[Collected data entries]
____
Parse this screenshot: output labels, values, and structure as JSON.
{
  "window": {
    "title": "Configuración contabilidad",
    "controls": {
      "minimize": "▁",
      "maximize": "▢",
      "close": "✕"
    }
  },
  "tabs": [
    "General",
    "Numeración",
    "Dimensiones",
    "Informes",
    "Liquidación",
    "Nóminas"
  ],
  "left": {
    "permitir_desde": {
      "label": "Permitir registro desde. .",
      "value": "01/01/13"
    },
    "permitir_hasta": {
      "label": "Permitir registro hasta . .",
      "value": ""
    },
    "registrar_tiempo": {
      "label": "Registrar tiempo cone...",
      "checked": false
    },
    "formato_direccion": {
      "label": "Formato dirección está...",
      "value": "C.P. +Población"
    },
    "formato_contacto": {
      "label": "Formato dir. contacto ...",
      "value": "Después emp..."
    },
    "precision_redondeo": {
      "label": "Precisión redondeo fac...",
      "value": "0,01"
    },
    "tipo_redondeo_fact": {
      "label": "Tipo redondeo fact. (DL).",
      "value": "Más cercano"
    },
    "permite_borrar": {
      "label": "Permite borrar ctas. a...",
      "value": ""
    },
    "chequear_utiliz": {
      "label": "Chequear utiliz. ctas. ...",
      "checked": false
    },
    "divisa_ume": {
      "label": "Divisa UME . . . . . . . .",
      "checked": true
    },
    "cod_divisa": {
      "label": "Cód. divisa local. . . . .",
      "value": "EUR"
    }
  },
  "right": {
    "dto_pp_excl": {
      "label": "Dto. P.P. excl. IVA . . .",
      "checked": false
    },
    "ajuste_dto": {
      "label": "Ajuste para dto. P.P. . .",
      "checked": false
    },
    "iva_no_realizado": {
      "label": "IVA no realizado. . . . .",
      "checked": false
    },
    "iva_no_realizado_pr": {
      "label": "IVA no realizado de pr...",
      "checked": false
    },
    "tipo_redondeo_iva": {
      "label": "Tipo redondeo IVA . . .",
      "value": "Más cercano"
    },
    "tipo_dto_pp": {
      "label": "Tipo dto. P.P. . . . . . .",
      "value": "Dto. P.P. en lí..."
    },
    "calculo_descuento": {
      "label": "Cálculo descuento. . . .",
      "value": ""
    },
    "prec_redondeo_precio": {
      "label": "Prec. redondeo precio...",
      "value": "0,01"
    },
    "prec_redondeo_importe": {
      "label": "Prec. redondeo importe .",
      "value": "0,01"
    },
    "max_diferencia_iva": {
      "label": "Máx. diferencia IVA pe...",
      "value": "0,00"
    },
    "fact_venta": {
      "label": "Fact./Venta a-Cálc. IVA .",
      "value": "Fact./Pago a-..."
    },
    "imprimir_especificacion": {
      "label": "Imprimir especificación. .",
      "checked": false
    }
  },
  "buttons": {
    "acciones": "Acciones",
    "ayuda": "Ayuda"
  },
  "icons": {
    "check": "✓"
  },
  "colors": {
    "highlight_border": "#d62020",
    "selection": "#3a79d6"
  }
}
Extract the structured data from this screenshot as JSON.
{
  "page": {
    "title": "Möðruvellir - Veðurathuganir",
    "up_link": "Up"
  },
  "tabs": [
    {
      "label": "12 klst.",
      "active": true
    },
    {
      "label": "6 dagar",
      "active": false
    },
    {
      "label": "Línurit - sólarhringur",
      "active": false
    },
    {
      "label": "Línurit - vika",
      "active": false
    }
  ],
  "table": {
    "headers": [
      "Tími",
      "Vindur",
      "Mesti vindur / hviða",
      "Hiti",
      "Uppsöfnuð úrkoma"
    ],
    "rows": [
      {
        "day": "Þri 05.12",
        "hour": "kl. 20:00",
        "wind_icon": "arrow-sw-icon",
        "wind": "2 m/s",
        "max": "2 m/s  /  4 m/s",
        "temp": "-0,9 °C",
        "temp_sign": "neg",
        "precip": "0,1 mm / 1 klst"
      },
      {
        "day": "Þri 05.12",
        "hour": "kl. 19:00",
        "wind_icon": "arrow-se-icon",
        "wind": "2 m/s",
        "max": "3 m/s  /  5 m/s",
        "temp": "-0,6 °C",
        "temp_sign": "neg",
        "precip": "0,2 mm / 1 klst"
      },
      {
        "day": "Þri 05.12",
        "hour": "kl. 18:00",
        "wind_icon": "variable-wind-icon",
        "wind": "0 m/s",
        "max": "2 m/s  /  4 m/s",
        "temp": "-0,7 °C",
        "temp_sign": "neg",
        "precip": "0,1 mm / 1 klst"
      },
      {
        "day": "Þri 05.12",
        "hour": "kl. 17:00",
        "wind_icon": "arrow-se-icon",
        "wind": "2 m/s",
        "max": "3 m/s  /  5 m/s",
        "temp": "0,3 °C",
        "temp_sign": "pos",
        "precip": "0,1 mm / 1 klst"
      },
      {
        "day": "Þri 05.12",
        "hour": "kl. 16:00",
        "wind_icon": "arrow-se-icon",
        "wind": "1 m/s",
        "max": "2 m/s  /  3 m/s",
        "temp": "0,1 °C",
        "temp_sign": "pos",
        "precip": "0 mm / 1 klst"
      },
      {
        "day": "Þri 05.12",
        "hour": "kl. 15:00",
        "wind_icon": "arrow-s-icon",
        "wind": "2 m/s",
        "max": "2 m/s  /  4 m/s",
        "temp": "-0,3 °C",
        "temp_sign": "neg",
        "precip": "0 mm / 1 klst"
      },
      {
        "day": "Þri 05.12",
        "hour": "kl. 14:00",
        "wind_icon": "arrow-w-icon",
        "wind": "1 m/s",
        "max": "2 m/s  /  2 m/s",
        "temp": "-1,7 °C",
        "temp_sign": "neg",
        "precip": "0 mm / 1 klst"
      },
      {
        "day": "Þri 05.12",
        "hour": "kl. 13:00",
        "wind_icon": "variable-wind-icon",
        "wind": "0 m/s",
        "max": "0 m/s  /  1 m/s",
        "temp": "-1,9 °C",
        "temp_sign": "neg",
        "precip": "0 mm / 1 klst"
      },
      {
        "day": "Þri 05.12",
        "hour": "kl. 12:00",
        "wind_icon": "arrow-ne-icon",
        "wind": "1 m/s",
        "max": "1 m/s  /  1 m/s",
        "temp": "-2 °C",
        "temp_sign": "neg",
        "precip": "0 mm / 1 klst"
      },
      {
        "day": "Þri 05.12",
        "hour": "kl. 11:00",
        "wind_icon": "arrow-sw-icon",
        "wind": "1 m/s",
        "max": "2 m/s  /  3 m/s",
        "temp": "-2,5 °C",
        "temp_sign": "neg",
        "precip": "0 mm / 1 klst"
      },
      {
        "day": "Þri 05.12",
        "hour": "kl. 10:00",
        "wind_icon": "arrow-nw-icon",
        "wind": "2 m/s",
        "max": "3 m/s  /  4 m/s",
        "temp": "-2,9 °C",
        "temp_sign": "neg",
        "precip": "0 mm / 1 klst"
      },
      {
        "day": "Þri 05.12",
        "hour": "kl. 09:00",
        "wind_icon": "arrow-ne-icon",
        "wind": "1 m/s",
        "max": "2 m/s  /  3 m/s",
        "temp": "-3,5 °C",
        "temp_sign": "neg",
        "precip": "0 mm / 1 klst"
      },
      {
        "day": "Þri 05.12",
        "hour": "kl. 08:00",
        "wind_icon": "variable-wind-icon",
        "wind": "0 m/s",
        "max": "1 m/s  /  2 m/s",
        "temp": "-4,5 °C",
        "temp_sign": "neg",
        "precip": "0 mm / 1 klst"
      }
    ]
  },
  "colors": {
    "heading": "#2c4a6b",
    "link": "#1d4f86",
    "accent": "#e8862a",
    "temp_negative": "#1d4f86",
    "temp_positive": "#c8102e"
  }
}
____
What to produce
Give a word-for-word copy of the records.

Exercise output
Parse this screenshot: output labels, values, and structure as JSON.
{
  "window": {
    "title": "Configuración contabilidad",
    "controls": {
      "minimize": "▁",
      "maximize": "▢",
      "close": "✕"
    }
  },
  "tabs": [
    "General",
    "Numeración",
    "Dimensiones",
    "Informes",
    "Liquidación",
    "Nóminas"
  ],
  "left": {
    "permitir_desde": {
      "label": "Permitir registro desde. .",
      "value": "01/01/13"
    },
    "permitir_hasta": {
      "label": "Permitir registro hasta . .",
      "value": ""
    },
    "registrar_tiempo": {
      "label": "Registrar tiempo cone...",
      "checked": false
    },
    "formato_direccion": {
      "label": "Formato dirección está...",
      "value": "C.P. +Población"
    },
    "formato_contacto": {
      "label": "Formato dir. contacto ...",
      "value": "Después emp..."
    },
    "precision_redondeo": {
      "label": "Precisión redondeo fac...",
      "value": "0,01"
    },
    "tipo_redondeo_fact": {
      "label": "Tipo redondeo fact. (DL).",
      "value": "Más cercano"
    },
    "permite_borrar": {
      "label": "Permite borrar ctas. a...",
      "value": ""
    },
    "chequear_utiliz": {
      "label": "Chequear utiliz. ctas. ...",
      "checked": false
    },
    "divisa_ume": {
      "label": "Divisa UME . . . . . . . .",
      "checked": true
    },
    "cod_divisa": {
      "label": "Cód. divisa local. . . . .",
      "value": "EUR"
    }
  },
  "right": {
    "dto_pp_excl": {
      "label": "Dto. P.P. excl. IVA . . .",
      "checked": false
    },
    "ajuste_dto": {
      "label": "Ajuste para dto. P.P. . .",
      "checked": false
    },
    "iva_no_realizado": {
      "label": "IVA no realizado. . . . .",
      "checked": false
    },
    "iva_no_realizado_pr": {
      "label": "IVA no realizado de pr...",
      "checked": false
    },
    "tipo_redondeo_iva": {
      "label": "Tipo redondeo IVA . . .",
      "value": "Más cercano"
    },
    "tipo_dto_pp": {
      "label": "Tipo dto. P.P. . . . . . .",
      "value": "Dto. P.P. en lí..."
    },
    "calculo_descuento": {
      "label": "Cálculo descuento. . . .",
      "value": ""
    },
    "prec_redondeo_precio": {
      "label": "Prec. redondeo precio...",
      "value": "0,01"
    },
    "prec_redondeo_importe": {
      "label": "Prec. redondeo importe .",
      "value": "0,01"
    },
    "max_diferencia_iva": {
      "label": "Máx. diferencia IVA pe...",
      "value": "0,00"
    },
    "fact_venta": {
      "label": "Fact./Venta a-Cálc. IVA .",
      "value": "Fact./Pago a-..."
    },
    "imprimir_especificacion": {
      "label": "Imprimir especificación. .",
      "checked": false
    }
  },
  "buttons": {
    "acciones": "Acciones",
    "ayuda": "Ayuda"
  },
  "icons": {
    "check": "✓"
  },
  "colors": {
    "highlight_border": "#d62020",
    "selection": "#3a79d6"
  }
}
Extract the structured data from this screenshot as JSON.
{
  "page": {
    "title": "Möðruvellir - Veðurathuganir",
    "up_link": "Up"
  },
  "tabs": [
    {
      "label": "12 klst.",
      "active": true
    },
    {
      "label": "6 dagar",
      "active": false
    },
    {
      "label": "Línurit - sólarhringur",
      "active": false
    },
    {
      "label": "Línurit - vika",
      "active": false
    }
  ],
  "table": {
    "headers": [
      "Tími",
      "Vindur",
      "Mesti vindur / hviða",
      "Hiti",
      "Uppsöfnuð úrkoma"
    ],
    "rows": [
      {
        "day": "Þri 05.12",
        "hour": "kl. 20:00",
        "wind_icon": "arrow-sw-icon",
        "wind": "2 m/s",
        "max": "2 m/s  /  4 m/s",
        "temp": "-0,9 °C",
        "temp_sign": "neg",
        "precip": "0,1 mm / 1 klst"
      },
      {
        "day": "Þri 05.12",
        "hour": "kl. 19:00",
        "wind_icon": "arrow-se-icon",
        "wind": "2 m/s",
        "max": "3 m/s  /  5 m/s",
        "temp": "-0,6 °C",
        "temp_sign": "neg",
        "precip": "0,2 mm / 1 klst"
      },
      {
        "day": "Þri 05.12",
        "hour": "kl. 18:00",
        "wind_icon": "variable-wind-icon",
        "wind": "0 m/s",
        "max": "2 m/s  /  4 m/s",
        "temp": "-0,7 °C",
        "temp_sign": "neg",
        "precip": "0,1 mm / 1 klst"
      },
      {
        "day": "Þri 05.12",
        "hour": "kl. 17:00",
        "wind_icon": "arrow-se-icon",
        "wind": "2 m/s",
        "max": "3 m/s  /  5 m/s",
        "temp": "0,3 °C",
        "temp_sign": "pos",
        "precip": "0,1 mm / 1 klst"
      },
      {
        "day": "Þri 05.12",
        "hour": "kl. 16:00",
        "wind_icon": "arrow-se-icon",
        "wind": "1 m/s",
        "max": "2 m/s  /  3 m/s",
        "temp": "0,1 °C",
        "temp_sign": "pos",
        "precip": "0 mm / 1 klst"
      },
      {
        "day": "Þri 05.12",
        "hour": "kl. 15:00",
        "wind_icon": "arrow-s-icon",
        "wind": "2 m/s",
        "max": "2 m/s  /  4 m/s",
        "temp": "-0,3 °C",
        "temp_sign": "neg",
        "precip": "0 mm / 1 klst"
      },
      {
        "day": "Þri 05.12",
        "hour": "kl. 14:00",
        "wind_icon": "arrow-w-icon",
        "wind": "1 m/s",
        "max": "2 m/s  /  2 m/s",
        "temp": "-1,7 °C",
        "temp_sign": "neg",
        "precip": "0 mm / 1 klst"
      },
      {
        "day": "Þri 05.12",
        "hour": "kl. 13:00",
        "wind_icon": "variable-wind-icon",
        "wind": "0 m/s",
        "max": "0 m/s  /  1 m/s",
        "temp": "-1,9 °C",
        "temp_sign": "neg",
        "precip": "0 mm / 1 klst"
      },
      {
        "day": "Þri 05.12",
        "hour": "kl. 12:00",
        "wind_icon": "arrow-ne-icon",
        "wind": "1 m/s",
        "max": "1 m/s  /  1 m/s",
        "temp": "-2 °C",
        "temp_sign": "neg",
        "precip": "0 mm / 1 klst"
      },
      {
        "day": "Þri 05.12",
        "hour": "kl. 11:00",
        "wind_icon": "arrow-sw-icon",
        "wind": "1 m/s",
        "max": "2 m/s  /  3 m/s",
        "temp": "-2,5 °C",
        "temp_sign": "neg",
        "precip": "0 mm / 1 klst"
      },
      {
        "day": "Þri 05.12",
        "hour": "kl. 10:00",
        "wind_icon": "arrow-nw-icon",
        "wind": "2 m/s",
        "max": "3 m/s  /  4 m/s",
        "temp": "-2,9 °C",
        "temp_sign": "neg",
        "precip": "0 mm / 1 klst"
      },
      {
        "day": "Þri 05.12",
        "hour": "kl. 09:00",
        "wind_icon": "arrow-ne-icon",
        "wind": "1 m/s",
        "max": "2 m/s  /  3 m/s",
        "temp": "-3,5 °C",
        "temp_sign": "neg",
        "precip": "0 mm / 1 klst"
      },
      {
        "day": "Þri 05.12",
        "hour": "kl. 08:00",
        "wind_icon": "variable-wind-icon",
        "wind": "0 m/s",
        "max": "1 m/s  /  2 m/s",
        "temp": "-4,5 °C",
        "temp_sign": "neg",
        "precip": "0 mm / 1 klst"
      }
    ]
  },
  "colors": {
    "heading": "#2c4a6b",
    "link": "#1d4f86",
    "accent": "#e8862a",
    "temp_negative": "#1d4f86",
    "temp_positive": "#c8102e"
  }
}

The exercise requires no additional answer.